Records follow. Copy every line with "content".

Items from a dataset:

>> Start

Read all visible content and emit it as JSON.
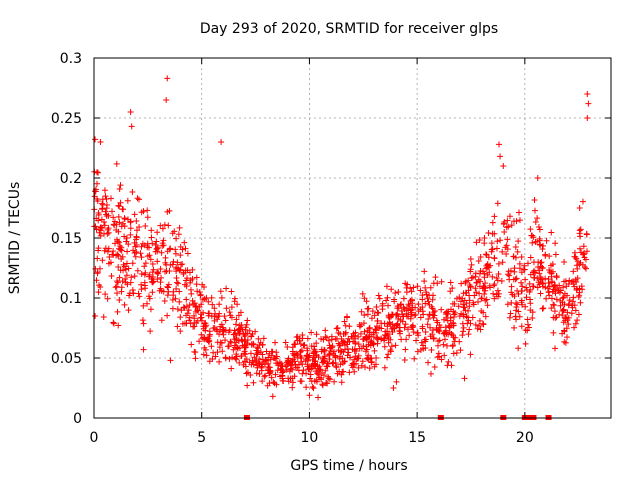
{
  "chart_data": {
    "type": "scatter",
    "title": "Day 293 of 2020, SRMTID for receiver glps",
    "xlabel": "GPS time / hours",
    "ylabel": "SRMTID / TECUs",
    "xlim": [
      0,
      24
    ],
    "ylim": [
      0,
      0.3
    ],
    "x_ticks": [
      0,
      5,
      10,
      15,
      20
    ],
    "y_ticks": [
      0,
      0.05,
      0.1,
      0.15,
      0.2,
      0.25,
      0.3
    ],
    "x_tick_labels": [
      "0",
      "5",
      "10",
      "15",
      "20"
    ],
    "y_tick_labels": [
      "0",
      "0.05",
      "0.1",
      "0.15",
      "0.2",
      "0.25",
      "0.3"
    ],
    "grid": true,
    "marker": "+",
    "color": "#ff0000",
    "series": [
      {
        "name": "SRMTID",
        "profile_hours": [
          0,
          0.5,
          1,
          1.5,
          2,
          2.5,
          3,
          3.5,
          4,
          4.5,
          5,
          5.5,
          6,
          6.5,
          7,
          7.5,
          8,
          8.5,
          9,
          9.5,
          10,
          10.5,
          11,
          11.5,
          12,
          12.5,
          13,
          13.5,
          14,
          14.5,
          15,
          15.5,
          16,
          16.5,
          17,
          17.5,
          18,
          18.5,
          19,
          19.5,
          20,
          20.5,
          21,
          21.5,
          22,
          22.5,
          22.9
        ],
        "profile_values": [
          0.165,
          0.16,
          0.14,
          0.135,
          0.14,
          0.13,
          0.125,
          0.12,
          0.115,
          0.095,
          0.08,
          0.075,
          0.075,
          0.07,
          0.063,
          0.05,
          0.045,
          0.043,
          0.045,
          0.05,
          0.045,
          0.045,
          0.05,
          0.055,
          0.06,
          0.065,
          0.07,
          0.075,
          0.08,
          0.085,
          0.09,
          0.085,
          0.08,
          0.075,
          0.085,
          0.1,
          0.12,
          0.13,
          0.14,
          0.12,
          0.1,
          0.14,
          0.12,
          0.1,
          0.09,
          0.12,
          0.14
        ],
        "spread_values": [
          0.06,
          0.05,
          0.045,
          0.045,
          0.045,
          0.04,
          0.04,
          0.035,
          0.035,
          0.03,
          0.03,
          0.028,
          0.028,
          0.025,
          0.022,
          0.02,
          0.018,
          0.018,
          0.018,
          0.02,
          0.02,
          0.02,
          0.022,
          0.024,
          0.025,
          0.026,
          0.028,
          0.03,
          0.03,
          0.03,
          0.03,
          0.03,
          0.03,
          0.03,
          0.035,
          0.035,
          0.04,
          0.045,
          0.045,
          0.04,
          0.04,
          0.04,
          0.035,
          0.03,
          0.03,
          0.035,
          0.045
        ],
        "outliers": [
          {
            "x": 3.4,
            "y": 0.283
          },
          {
            "x": 3.35,
            "y": 0.265
          },
          {
            "x": 1.7,
            "y": 0.255
          },
          {
            "x": 1.75,
            "y": 0.243
          },
          {
            "x": 0.3,
            "y": 0.23
          },
          {
            "x": 5.9,
            "y": 0.23
          },
          {
            "x": 22.9,
            "y": 0.27
          },
          {
            "x": 22.95,
            "y": 0.262
          },
          {
            "x": 22.9,
            "y": 0.25
          },
          {
            "x": 18.8,
            "y": 0.228
          },
          {
            "x": 18.85,
            "y": 0.218
          },
          {
            "x": 20.6,
            "y": 0.2
          },
          {
            "x": 19.0,
            "y": 0.21
          },
          {
            "x": 3.55,
            "y": 0.048
          },
          {
            "x": 2.3,
            "y": 0.057
          },
          {
            "x": 8.3,
            "y": 0.018
          },
          {
            "x": 13.9,
            "y": 0.025
          },
          {
            "x": 17.2,
            "y": 0.033
          },
          {
            "x": 21.4,
            "y": 0.058
          },
          {
            "x": 0.05,
            "y": 0.085
          }
        ],
        "zero_values_hours": [
          7.1,
          16.1,
          19.0,
          20.0,
          20.2,
          20.4,
          21.1
        ]
      }
    ]
  }
}
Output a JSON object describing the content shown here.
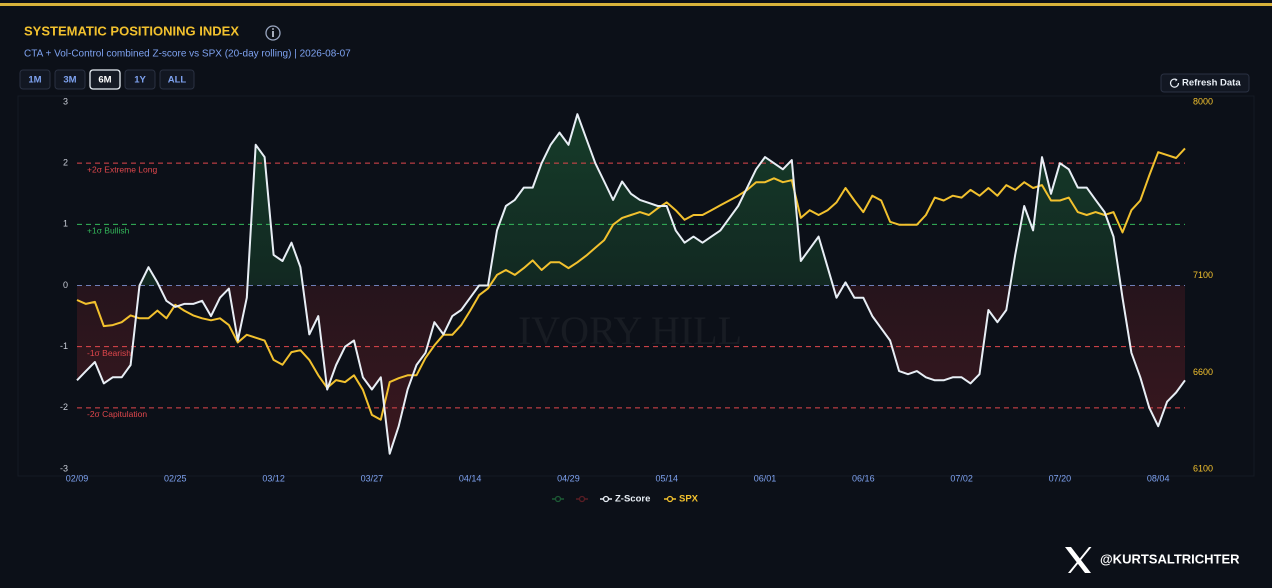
{
  "header": {
    "title": "SYSTEMATIC POSITIONING INDEX",
    "subtitle": "CTA + Vol-Control combined Z-score vs SPX (20-day rolling) | 2026-08-07"
  },
  "range_buttons": [
    "1M",
    "3M",
    "6M",
    "1Y",
    "ALL"
  ],
  "active_range": "6M",
  "refresh_label": "Refresh Data",
  "watermark": "IVORY HILL",
  "handle": "@KURTSALTRICHTER",
  "chart_data": {
    "type": "line",
    "categories": [
      "02/09",
      null,
      null,
      null,
      null,
      null,
      null,
      null,
      null,
      null,
      null,
      "02/25",
      null,
      null,
      null,
      null,
      null,
      null,
      null,
      null,
      null,
      null,
      "03/12",
      null,
      null,
      null,
      null,
      null,
      null,
      null,
      null,
      null,
      null,
      "03/27",
      null,
      null,
      null,
      null,
      null,
      null,
      null,
      null,
      null,
      null,
      "04/14",
      null,
      null,
      null,
      null,
      null,
      null,
      null,
      null,
      null,
      null,
      "04/29",
      null,
      null,
      null,
      null,
      null,
      null,
      null,
      null,
      null,
      null,
      "05/14",
      null,
      null,
      null,
      null,
      null,
      null,
      null,
      null,
      null,
      null,
      "06/01",
      null,
      null,
      null,
      null,
      null,
      null,
      null,
      null,
      null,
      null,
      "06/16",
      null,
      null,
      null,
      null,
      null,
      null,
      null,
      null,
      null,
      null,
      "07/02",
      null,
      null,
      null,
      null,
      null,
      null,
      null,
      null,
      null,
      null,
      "07/20",
      null,
      null,
      null,
      null,
      null,
      null,
      null,
      null,
      null,
      null,
      "08/04",
      null,
      null,
      null
    ],
    "series": [
      {
        "name": "Z-Score",
        "color": "#e8eef5",
        "axis": "y",
        "values": [
          -1.55,
          -1.4,
          -1.25,
          -1.6,
          -1.5,
          -1.5,
          -1.3,
          0.0,
          0.3,
          0.05,
          -0.25,
          -0.35,
          -0.3,
          -0.3,
          -0.25,
          -0.5,
          -0.2,
          -0.05,
          -0.9,
          -0.2,
          2.3,
          2.1,
          0.5,
          0.4,
          0.7,
          0.3,
          -0.8,
          -0.5,
          -1.7,
          -1.3,
          -1.0,
          -0.9,
          -1.5,
          -1.7,
          -1.5,
          -2.75,
          -2.3,
          -1.7,
          -1.3,
          -1.1,
          -0.6,
          -0.8,
          -0.5,
          -0.4,
          -0.2,
          0.0,
          0.0,
          0.9,
          1.3,
          1.4,
          1.6,
          1.6,
          2.0,
          2.3,
          2.5,
          2.3,
          2.8,
          2.4,
          2.0,
          1.7,
          1.4,
          1.7,
          1.5,
          1.4,
          1.35,
          1.3,
          1.3,
          0.9,
          0.7,
          0.8,
          0.7,
          0.8,
          0.9,
          1.1,
          1.3,
          1.6,
          1.9,
          2.1,
          2.0,
          1.9,
          2.05,
          0.4,
          0.6,
          0.8,
          0.3,
          -0.2,
          0.05,
          -0.2,
          -0.2,
          -0.5,
          -0.7,
          -0.9,
          -1.4,
          -1.45,
          -1.4,
          -1.5,
          -1.55,
          -1.55,
          -1.5,
          -1.5,
          -1.6,
          -1.45,
          -0.4,
          -0.6,
          -0.4,
          0.5,
          1.3,
          0.9,
          2.1,
          1.5,
          2.0,
          1.9,
          1.6,
          1.6,
          1.4,
          1.2,
          0.8,
          -0.2,
          -1.1,
          -1.5,
          -2.0,
          -2.3,
          -1.9,
          -1.75,
          -1.55
        ]
      },
      {
        "name": "SPX",
        "color": "#f2c12e",
        "axis": "y2",
        "values": [
          6975,
          6955,
          6965,
          6840,
          6845,
          6860,
          6895,
          6880,
          6880,
          6920,
          6880,
          6950,
          6920,
          6895,
          6880,
          6870,
          6880,
          6845,
          6755,
          6795,
          6780,
          6765,
          6665,
          6640,
          6705,
          6715,
          6665,
          6585,
          6520,
          6560,
          6550,
          6585,
          6510,
          6380,
          6355,
          6550,
          6570,
          6585,
          6585,
          6675,
          6740,
          6795,
          6795,
          6845,
          6920,
          7000,
          7035,
          7105,
          7130,
          7105,
          7140,
          7180,
          7130,
          7170,
          7170,
          7140,
          7170,
          7205,
          7245,
          7285,
          7365,
          7400,
          7415,
          7430,
          7415,
          7450,
          7480,
          7440,
          7390,
          7415,
          7415,
          7440,
          7465,
          7490,
          7515,
          7545,
          7585,
          7585,
          7605,
          7585,
          7595,
          7400,
          7440,
          7415,
          7440,
          7480,
          7555,
          7490,
          7430,
          7515,
          7490,
          7380,
          7365,
          7365,
          7365,
          7415,
          7505,
          7490,
          7515,
          7505,
          7545,
          7515,
          7555,
          7515,
          7570,
          7545,
          7585,
          7555,
          7570,
          7490,
          7490,
          7505,
          7430,
          7415,
          7430,
          7415,
          7430,
          7325,
          7440,
          7490,
          7620,
          7740,
          7725,
          7710,
          7760
        ]
      }
    ],
    "area_fill": {
      "above": "#1d5a35",
      "below": "#5a1d24"
    },
    "ylim": [
      -3,
      3
    ],
    "yticks": [
      -3,
      -2,
      -1,
      0,
      1,
      2,
      3
    ],
    "y2lim": [
      6100,
      8000
    ],
    "y2ticks": [
      6100,
      6600,
      7100,
      8000
    ],
    "reference_lines": [
      {
        "value": 2,
        "label": "+2σ Extreme Long",
        "color": "#e0474c"
      },
      {
        "value": 1,
        "label": "+1σ Bullish",
        "color": "#34b85a"
      },
      {
        "value": 0,
        "color": "#6f7fb8"
      },
      {
        "value": -1,
        "label": "-1σ Bearish",
        "color": "#e0474c"
      },
      {
        "value": -2,
        "label": "-2σ Capitulation",
        "color": "#e0474c"
      }
    ],
    "legend": "bottom"
  }
}
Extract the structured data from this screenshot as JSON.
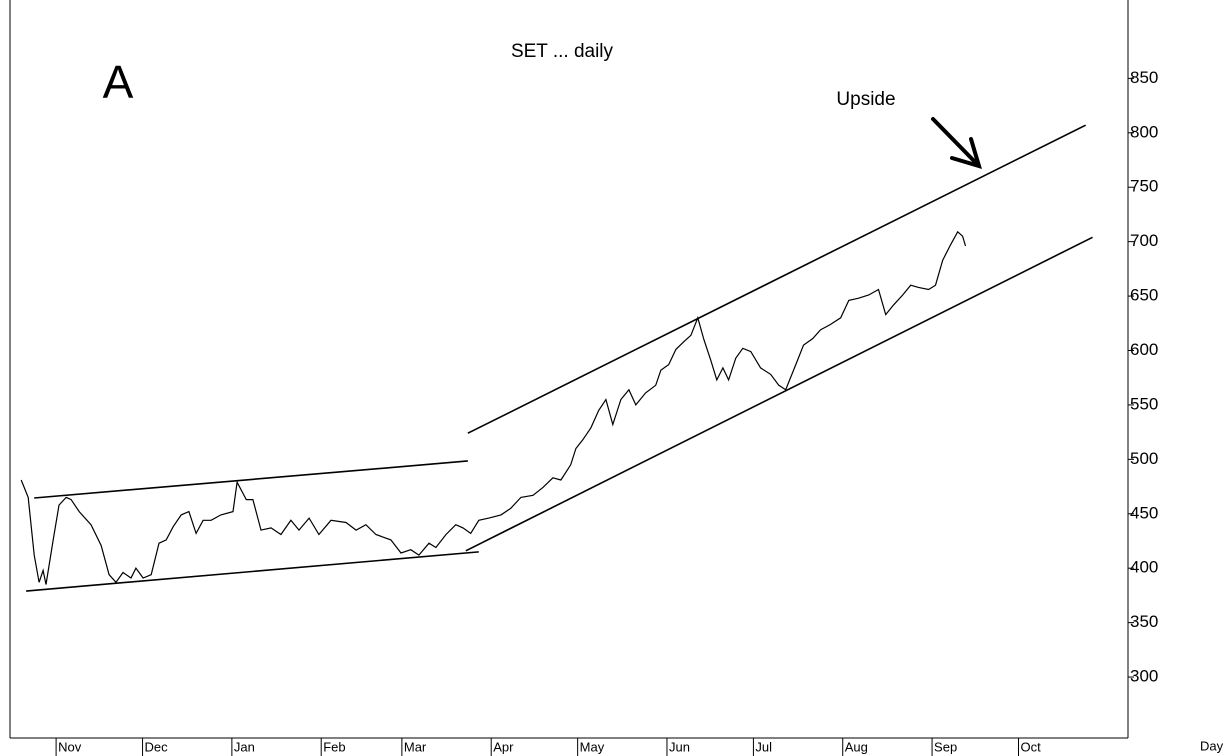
{
  "chart_data": {
    "type": "line",
    "title": "SET ... daily",
    "panel_label": "A",
    "annotation": "Upside",
    "xlabel": "Day",
    "xlim": [
      -16,
      372
    ],
    "xticks": [
      {
        "value": 0,
        "label": "Nov"
      },
      {
        "value": 30,
        "label": "Dec"
      },
      {
        "value": 61,
        "label": "Jan"
      },
      {
        "value": 92,
        "label": "Feb"
      },
      {
        "value": 120,
        "label": "Mar"
      },
      {
        "value": 151,
        "label": "Apr"
      },
      {
        "value": 181,
        "label": "May"
      },
      {
        "value": 212,
        "label": "Jun"
      },
      {
        "value": 242,
        "label": "Jul"
      },
      {
        "value": 273,
        "label": "Aug"
      },
      {
        "value": 304,
        "label": "Sep"
      },
      {
        "value": 334,
        "label": "Oct"
      }
    ],
    "ylim": [
      244,
      922
    ],
    "yticks": [
      300,
      350,
      400,
      450,
      500,
      550,
      600,
      650,
      700,
      750,
      800,
      850
    ],
    "color": "#000000",
    "x": [
      -12.1,
      -9.7,
      -7.6,
      -5.9,
      -4.5,
      -3.5,
      -1,
      1,
      3.5,
      5.2,
      8,
      12.1,
      15.6,
      18.4,
      20.8,
      23.2,
      26,
      27.7,
      30.2,
      33,
      35.7,
      38.2,
      40.6,
      43.4,
      46.1,
      48.6,
      51,
      53.8,
      57.2,
      61.4,
      62.8,
      66,
      68.3,
      71.1,
      74.6,
      78,
      81.5,
      84.3,
      87.8,
      91.2,
      95.4,
      100.6,
      104.1,
      107.5,
      111,
      116.2,
      119.7,
      123.1,
      125.9,
      129.4,
      131.8,
      135.3,
      138.7,
      141.2,
      143.9,
      146.7,
      150.2,
      154.4,
      157.8,
      161.3,
      165.5,
      168.9,
      172.4,
      175.2,
      178.6,
      180.4,
      182.8,
      185.6,
      188.3,
      190.8,
      193.2,
      196,
      198.8,
      201.2,
      204.6,
      208.1,
      209.9,
      212.6,
      215.1,
      217.8,
      220.3,
      222.7,
      224.8,
      227.2,
      229.3,
      231.4,
      233.4,
      235.9,
      238.3,
      241.1,
      244.5,
      248,
      250.8,
      253.2,
      256.7,
      259.4,
      262.6,
      265.3,
      268.8,
      272.3,
      275.1,
      278.5,
      282,
      285.4,
      287.9,
      290.7,
      293.8,
      296.6,
      299.3,
      302.8,
      305.2,
      307.7,
      310.4,
      312.9,
      314.6,
      315.6
    ],
    "values": [
      481,
      465,
      412,
      387,
      398,
      385,
      426,
      458,
      465,
      463,
      452,
      440,
      421,
      394,
      387,
      396,
      391,
      400,
      391,
      394,
      423,
      426,
      438,
      449,
      452,
      432,
      444,
      444,
      449,
      452,
      479,
      463,
      463,
      435,
      437,
      431,
      444,
      435,
      446,
      431,
      444,
      442,
      435,
      440,
      431,
      426,
      414,
      417,
      412,
      423,
      419,
      431,
      440,
      437,
      432,
      444,
      446,
      449,
      455,
      465,
      467,
      474,
      483,
      481,
      495,
      510,
      518,
      529,
      545,
      555,
      532,
      555,
      564,
      550,
      561,
      568,
      582,
      587,
      601,
      608,
      614,
      630,
      610,
      591,
      573,
      584,
      573,
      593,
      602,
      599,
      584,
      578,
      568,
      564,
      587,
      605,
      611,
      619,
      624,
      630,
      646,
      648,
      651,
      656,
      633,
      642,
      651,
      660,
      658,
      656,
      660,
      683,
      697,
      709,
      705,
      696
    ],
    "trendlines": [
      {
        "x": [
          -7.6,
          142.9
        ],
        "values": [
          464.5,
          498.5
        ]
      },
      {
        "x": [
          -10.4,
          146.7
        ],
        "values": [
          379,
          415
        ]
      },
      {
        "x": [
          142.9,
          357.3
        ],
        "values": [
          524,
          807
        ]
      },
      {
        "x": [
          142.2,
          359.7
        ],
        "values": [
          416,
          704
        ]
      }
    ]
  }
}
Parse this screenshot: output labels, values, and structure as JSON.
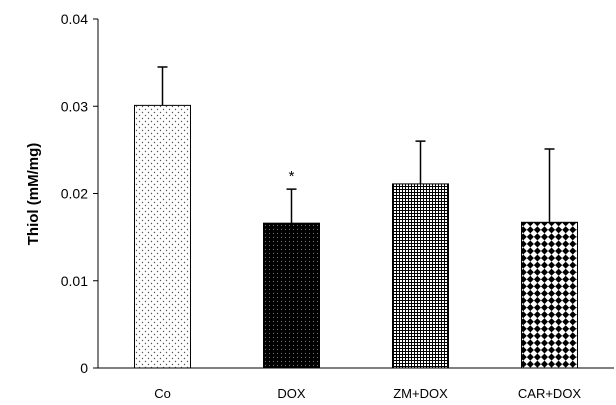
{
  "chart_data": {
    "type": "bar",
    "title": "",
    "xlabel": "",
    "ylabel": "Thiol (mM/mg)",
    "ylim": [
      0,
      0.04
    ],
    "yticks": [
      "0",
      "0.01",
      "0.02",
      "0.03",
      "0.04"
    ],
    "ytick_values": [
      0,
      0.01,
      0.02,
      0.03,
      0.04
    ],
    "categories": [
      "Co",
      "DOX",
      "ZM+DOX",
      "CAR+DOX"
    ],
    "values": [
      0.0301,
      0.0166,
      0.0211,
      0.0167
    ],
    "error_upper": [
      0.0044,
      0.0039,
      0.0049,
      0.0084
    ],
    "patterns": [
      "sparse-dots",
      "solid-black-dots",
      "fine-grid",
      "checker-diamond"
    ],
    "annotations": [
      {
        "category": "DOX",
        "text": "*"
      }
    ],
    "grid": false,
    "legend": "none"
  }
}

>> End

* [RESPONSE]:
Read all visible content and emit it as JSON.
Output a JSON object describing the content shown here.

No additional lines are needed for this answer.